Format every line of the data below as a JSON list of strings, one string per line, leaving out blank lines.

________________________

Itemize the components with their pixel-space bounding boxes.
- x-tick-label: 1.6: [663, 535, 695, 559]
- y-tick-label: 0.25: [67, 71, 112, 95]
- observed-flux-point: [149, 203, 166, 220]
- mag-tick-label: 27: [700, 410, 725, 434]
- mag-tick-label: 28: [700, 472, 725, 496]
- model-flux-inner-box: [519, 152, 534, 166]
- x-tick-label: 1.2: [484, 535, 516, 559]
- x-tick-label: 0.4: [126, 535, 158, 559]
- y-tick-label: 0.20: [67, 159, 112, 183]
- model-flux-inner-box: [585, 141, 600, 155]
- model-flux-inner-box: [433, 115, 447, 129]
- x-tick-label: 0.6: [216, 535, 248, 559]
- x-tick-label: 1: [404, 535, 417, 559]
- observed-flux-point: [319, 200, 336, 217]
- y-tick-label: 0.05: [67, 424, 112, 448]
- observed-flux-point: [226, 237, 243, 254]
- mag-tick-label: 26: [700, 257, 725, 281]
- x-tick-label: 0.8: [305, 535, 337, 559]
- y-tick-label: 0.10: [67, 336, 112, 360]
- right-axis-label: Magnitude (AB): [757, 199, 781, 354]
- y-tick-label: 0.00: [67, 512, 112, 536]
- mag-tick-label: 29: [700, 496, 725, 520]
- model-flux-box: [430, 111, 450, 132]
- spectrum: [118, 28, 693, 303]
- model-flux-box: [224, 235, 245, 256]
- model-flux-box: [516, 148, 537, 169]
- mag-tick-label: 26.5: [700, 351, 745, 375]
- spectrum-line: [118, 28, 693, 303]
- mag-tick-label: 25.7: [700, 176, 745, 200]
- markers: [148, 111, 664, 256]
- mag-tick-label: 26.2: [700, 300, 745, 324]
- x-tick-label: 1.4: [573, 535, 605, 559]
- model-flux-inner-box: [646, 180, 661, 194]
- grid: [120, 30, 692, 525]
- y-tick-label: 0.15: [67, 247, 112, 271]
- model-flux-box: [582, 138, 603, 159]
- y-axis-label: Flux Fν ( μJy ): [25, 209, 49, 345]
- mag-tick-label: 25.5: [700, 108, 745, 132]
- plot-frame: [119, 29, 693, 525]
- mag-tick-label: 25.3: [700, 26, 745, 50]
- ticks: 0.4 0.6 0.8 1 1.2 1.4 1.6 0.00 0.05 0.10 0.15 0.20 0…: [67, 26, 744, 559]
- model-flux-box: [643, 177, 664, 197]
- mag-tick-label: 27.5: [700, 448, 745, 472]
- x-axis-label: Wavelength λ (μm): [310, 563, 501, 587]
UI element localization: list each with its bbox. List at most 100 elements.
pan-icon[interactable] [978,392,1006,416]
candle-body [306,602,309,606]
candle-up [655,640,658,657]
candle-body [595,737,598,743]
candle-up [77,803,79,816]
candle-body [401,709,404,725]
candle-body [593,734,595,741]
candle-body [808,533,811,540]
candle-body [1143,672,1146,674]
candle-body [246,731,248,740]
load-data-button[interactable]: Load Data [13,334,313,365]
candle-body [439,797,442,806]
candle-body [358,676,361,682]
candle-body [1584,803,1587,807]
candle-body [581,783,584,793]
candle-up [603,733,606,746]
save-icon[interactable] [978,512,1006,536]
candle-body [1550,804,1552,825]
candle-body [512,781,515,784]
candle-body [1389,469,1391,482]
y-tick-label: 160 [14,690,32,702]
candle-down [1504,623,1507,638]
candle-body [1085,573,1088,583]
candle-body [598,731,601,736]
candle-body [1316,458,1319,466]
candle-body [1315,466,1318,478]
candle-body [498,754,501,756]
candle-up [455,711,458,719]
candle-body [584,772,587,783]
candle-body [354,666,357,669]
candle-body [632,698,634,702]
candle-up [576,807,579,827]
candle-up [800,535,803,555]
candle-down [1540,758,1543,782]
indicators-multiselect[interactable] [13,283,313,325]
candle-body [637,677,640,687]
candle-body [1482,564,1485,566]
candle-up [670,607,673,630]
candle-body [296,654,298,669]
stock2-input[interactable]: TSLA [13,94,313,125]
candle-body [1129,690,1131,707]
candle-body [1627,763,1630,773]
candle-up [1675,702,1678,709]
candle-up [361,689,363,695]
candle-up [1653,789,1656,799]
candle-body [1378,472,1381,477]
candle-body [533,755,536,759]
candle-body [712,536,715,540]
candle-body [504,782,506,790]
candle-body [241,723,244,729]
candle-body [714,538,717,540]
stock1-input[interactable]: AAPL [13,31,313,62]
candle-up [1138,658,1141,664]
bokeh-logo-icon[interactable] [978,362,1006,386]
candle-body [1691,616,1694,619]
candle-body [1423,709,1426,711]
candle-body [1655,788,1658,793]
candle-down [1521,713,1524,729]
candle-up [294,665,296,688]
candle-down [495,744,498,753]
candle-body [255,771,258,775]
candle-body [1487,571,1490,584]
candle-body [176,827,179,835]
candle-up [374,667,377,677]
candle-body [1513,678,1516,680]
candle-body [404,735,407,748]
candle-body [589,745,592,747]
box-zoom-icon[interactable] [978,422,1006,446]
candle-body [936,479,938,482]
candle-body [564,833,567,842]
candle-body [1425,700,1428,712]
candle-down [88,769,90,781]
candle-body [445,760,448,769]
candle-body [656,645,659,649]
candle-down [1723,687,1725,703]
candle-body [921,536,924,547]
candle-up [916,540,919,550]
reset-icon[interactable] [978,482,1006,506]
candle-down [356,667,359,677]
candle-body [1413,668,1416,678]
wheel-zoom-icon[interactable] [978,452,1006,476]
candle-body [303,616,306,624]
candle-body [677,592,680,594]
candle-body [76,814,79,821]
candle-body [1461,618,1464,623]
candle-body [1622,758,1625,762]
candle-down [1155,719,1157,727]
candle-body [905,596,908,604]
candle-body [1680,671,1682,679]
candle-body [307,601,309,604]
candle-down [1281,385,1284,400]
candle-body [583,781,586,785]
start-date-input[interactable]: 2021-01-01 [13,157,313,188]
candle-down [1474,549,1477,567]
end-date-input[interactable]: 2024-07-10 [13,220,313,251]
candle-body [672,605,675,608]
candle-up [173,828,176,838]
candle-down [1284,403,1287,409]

________________________

## WRITTEN RESPONSE
[
  "Itemize the components with their pixel-space bounding boxes.",
  "- x-tick-label: 1.6: [663, 535, 695, 559]",
  "- y-tick-label: 0.25: [67, 71, 112, 95]",
  "- observed-flux-point: [149, 203, 166, 220]",
  "- mag-tick-label: 27: [700, 410, 725, 434]",
  "- mag-tick-label: 28: [700, 472, 725, 496]",
  "- model-flux-inner-box: [519, 152, 534, 166]",
  "- x-tick-label: 1.2: [484, 535, 516, 559]",
  "- x-tick-label: 0.4: [126, 535, 158, 559]",
  "- y-tick-label: 0.20: [67, 159, 112, 183]",
  "- model-flux-inner-box: [585, 141, 600, 155]",
  "- model-flux-inner-box: [433, 115, 447, 129]",
  "- x-tick-label: 0.6: [216, 535, 248, 559]",
  "- x-tick-label: 1: [404, 535, 417, 559]",
  "- observed-flux-point: [319, 200, 336, 217]",
  "- y-tick-label: 0.05: [67, 424, 112, 448]",
  "- observed-flux-point: [226, 237, 243, 254]",
  "- mag-tick-label: 26: [700, 257, 725, 281]",
  "- x-tick-label: 0.8: [305, 535, 337, 559]",
  "- y-tick-label: 0.10: [67, 336, 112, 360]",
  "- right-axis-label: Magnitude (AB): [757, 199, 781, 354]",
  "- y-tick-label: 0.00: [67, 512, 112, 536]",
  "- mag-tick-label: 29: [700, 496, 725, 520]",
  "- model-flux-box: [430, 111, 450, 132]",
  "- spectrum: [118, 28, 693, 303]",
  "- model-flux-box: [224, 235, 245, 256]",
  "- model-flux-box: [516, 148, 537, 169]",
  "- mag-tick-label: 26.5: [700, 351, 745, 375]",
  "- spectrum-line: [118, 28, 693, 303]",
  "- mag-tick-label: 25.7: [700, 176, 745, 200]",
  "- markers: [148, 111, 664, 256]",
  "- mag-tick-label: 26.2: [700, 300, 745, 324]",
  "- x-tick-label: 1.4: [573, 535, 605, 559]",
  "- model-flux-inner-box: [646, 180, 661, 194]",
  "- grid: [120, 30, 692, 525]",
  "- y-tick-label: 0.15: [67, 247, 112, 271]",
  "- model-flux-box: [582, 138, 603, 159]",
  "- y-axis-label: Flux Fν ( μJy ): [25, 209, 49, 345]",
  "- mag-tick-label: 25.5: [700, 108, 745, 132]",
  "- plot-frame: [119, 29, 693, 525]",
  "- mag-tick-label: 25.3: [700, 26, 745, 50]",
  "- ticks: 0.4 0.6 0.8 1 1.2 1.4 1.6 0.00 0.05 0.10 0.15 0.20 0…: [67, 26, 744, 559]",
  "- model-flux-box: [643, 177, 664, 197]",
  "- mag-tick-label: 27.5: [700, 448, 745, 472]",
  "- x-axis-label: Wavelength λ (μm): [310, 563, 501, 587]",
  "UI element localization: list each with its bbox. List at most 100 elements.",
  "pan-icon[interactable] [978,392,1006,416]",
  "candle-body [306,602,309,606]",
  "candle-up [655,640,658,657]",
  "candle-body [595,737,598,743]",
  "candle-up [77,803,79,816]",
  "candle-body [401,709,404,725]",
  "candle-body [593,734,595,741]",
  "candle-body [808,533,811,540]",
  "candle-body [1143,672,1146,674]",
  "candle-body [246,731,248,740]",
  "load-data-button[interactable]: Load Data [13,334,313,365]",
  "candle-body [439,797,442,806]",
  "candle-body [358,676,361,682]",
  "candle-body [1584,803,1587,807]",
  "candle-body [581,783,584,793]",
  "candle-up [603,733,606,746]",
  "save-icon[interactable] [978,512,1006,536]",
  "candle-body [1550,804,1552,825]",
  "candle-body [512,781,515,784]",
  "candle-body [1389,469,1391,482]",
  "y-tick-label: 160 [14,690,32,702]",
  "candle-down [1504,623,1507,638]",
  "candle-body [1085,573,1088,583]",
  "candle-body [598,731,601,736]",
  "candle-body [1316,458,1319,466]",
  "candle-body [1315,466,1318,478]",
  "candle-body [498,754,501,756]",
  "candle-up [455,711,458,719]",
  "candle-body [584,772,587,783]",
  "candle-body [354,666,357,669]",
  "candle-body [632,698,634,702]",
  "candle-up [576,807,579,827]",
  "candle-up [800,535,803,555]",
  "candle-down [1540,758,1543,782]",
  "indicators-multiselect[interactable] [13,283,313,325]",
  "candle-body [637,677,640,687]",
  "candle-body [1482,564,1485,566]",
  "candle-up [670,607,673,630]",
  "candle-body [296,654,298,669]",
  "stock2-input[interactable]: TSLA [13,94,313,125]",
  "candle-body [1129,690,1131,707]",
  "candle-body [1627,763,1630,773]",
  "candle-up [1675,702,1678,709]",
  "candle-up [361,689,363,695]",
  "candle-up [1653,789,1656,799]",
  "candle-body [1378,472,1381,477]",
  "candle-body [533,755,536,759]",
  "candle-body [712,536,715,540]",
  "candle-body [504,782,506,790]",
  "candle-body [241,723,244,729]",
  "candle-body [714,538,717,540]",
  "stock1-input[interactable]: AAPL [13,31,313,62]",
  "candle-up [1138,658,1141,664]",
  "bokeh-logo-icon[interactable] [978,362,1006,386]",
  "candle-body [1691,616,1694,619]",
  "candle-body [1423,709,1426,711]",
  "candle-body [1655,788,1658,793]",
  "candle-down [1521,713,1524,729]",
  "candle-up [294,665,296,688]",
  "candle-down [495,744,498,753]",
  "candle-body [255,771,258,775]",
  "candle-body [1487,571,1490,584]",
  "candle-body [176,827,179,835]",
  "candle-up [374,667,377,677]",
  "candle-body [1513,678,1516,680]",
  "candle-body [404,735,407,748]",
  "candle-body [589,745,592,747]",
  "box-zoom-icon[interactable] [978,422,1006,446]",
  "candle-body [936,479,938,482]",
  "candle-body [564,833,567,842]",
  "candle-body [1425,700,1428,712]",
  "candle-down [88,769,90,781]",
  "candle-body [445,760,448,769]",
  "candle-body [656,645,659,649]",
  "candle-down [1723,687,1725,703]",
  "candle-body [921,536,924,547]",
  "candle-up [916,540,919,550]",
  "reset-icon[interactable] [978,482,1006,506]",
  "candle-down [356,667,359,677]",
  "candle-body [1413,668,1416,678]",
  "wheel-zoom-icon[interactable] [978,452,1006,476]",
  "candle-body [303,616,306,624]",
  "candle-body [677,592,680,594]",
  "candle-body [76,814,79,821]",
  "candle-body [1461,618,1464,623]",
  "candle-body [1622,758,1625,762]",
  "candle-down [1155,719,1157,727]",
  "candle-body [905,596,908,604]",
  "candle-body [1680,671,1682,679]",
  "candle-body [307,601,309,604]",
  "candle-down [1281,385,1284,400]",
  "candle-body [583,781,586,785]",
  "start-date-input[interactable]: 2021-01-01 [13,157,313,188]",
  "candle-down [1474,549,1477,567]",
  "end-date-input[interactable]: 2024-07-10 [13,220,313,251]",
  "candle-body [672,605,675,608]",
  "candle-up [173,828,176,838]",
  "candle-down [1284,403,1287,409]"
]